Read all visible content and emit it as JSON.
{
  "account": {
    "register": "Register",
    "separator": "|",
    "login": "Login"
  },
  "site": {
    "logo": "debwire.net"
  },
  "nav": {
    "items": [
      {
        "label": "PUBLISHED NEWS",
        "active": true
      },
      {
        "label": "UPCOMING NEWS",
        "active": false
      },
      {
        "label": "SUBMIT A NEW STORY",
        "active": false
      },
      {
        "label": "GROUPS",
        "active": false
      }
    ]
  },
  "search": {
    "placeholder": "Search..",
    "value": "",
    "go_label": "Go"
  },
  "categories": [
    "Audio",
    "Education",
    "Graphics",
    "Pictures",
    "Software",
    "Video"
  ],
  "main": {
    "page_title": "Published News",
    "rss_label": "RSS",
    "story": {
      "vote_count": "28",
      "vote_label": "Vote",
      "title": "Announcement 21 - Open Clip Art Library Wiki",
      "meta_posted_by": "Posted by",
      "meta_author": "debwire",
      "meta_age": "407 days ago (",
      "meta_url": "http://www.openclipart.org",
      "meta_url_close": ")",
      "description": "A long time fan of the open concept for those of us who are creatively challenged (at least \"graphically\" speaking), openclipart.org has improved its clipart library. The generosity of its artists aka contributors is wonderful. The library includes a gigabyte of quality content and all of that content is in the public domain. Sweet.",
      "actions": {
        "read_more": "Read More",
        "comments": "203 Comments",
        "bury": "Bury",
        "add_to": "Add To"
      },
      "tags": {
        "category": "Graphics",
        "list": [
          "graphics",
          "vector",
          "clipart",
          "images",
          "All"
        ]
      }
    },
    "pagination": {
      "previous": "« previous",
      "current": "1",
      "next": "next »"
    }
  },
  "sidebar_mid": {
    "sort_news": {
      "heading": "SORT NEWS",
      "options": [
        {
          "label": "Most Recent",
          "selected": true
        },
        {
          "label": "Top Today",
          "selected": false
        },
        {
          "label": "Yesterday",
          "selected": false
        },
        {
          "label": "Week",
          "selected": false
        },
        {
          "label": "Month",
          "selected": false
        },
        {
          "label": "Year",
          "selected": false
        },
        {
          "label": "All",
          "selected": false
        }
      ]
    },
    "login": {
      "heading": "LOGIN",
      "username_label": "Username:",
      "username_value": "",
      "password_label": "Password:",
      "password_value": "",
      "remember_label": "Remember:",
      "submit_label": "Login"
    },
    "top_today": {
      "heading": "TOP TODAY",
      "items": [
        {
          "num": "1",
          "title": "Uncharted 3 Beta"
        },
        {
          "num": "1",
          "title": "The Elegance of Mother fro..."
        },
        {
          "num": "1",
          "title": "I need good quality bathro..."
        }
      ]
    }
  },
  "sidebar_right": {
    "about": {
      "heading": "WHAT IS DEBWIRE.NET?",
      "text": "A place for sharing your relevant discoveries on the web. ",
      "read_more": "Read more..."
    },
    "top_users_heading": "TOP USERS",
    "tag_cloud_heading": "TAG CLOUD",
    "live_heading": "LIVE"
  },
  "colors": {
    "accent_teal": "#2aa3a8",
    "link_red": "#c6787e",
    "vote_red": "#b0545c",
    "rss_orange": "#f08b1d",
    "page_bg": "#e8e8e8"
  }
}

> _What you should do_: Using the records given above, list every line that includes the word "quality".

> _Answer to this problem_:
      "description": "A long time fan of the open concept for those of us who are creatively challenged (at least \"graphically\" speaking), openclipart.org has improved its clipart library. The generosity of its artists aka contributors is wonderful. The library includes a gigabyte of quality content and all of that content is in the public domain. Sweet.",
          "title": "I need good quality bathro..."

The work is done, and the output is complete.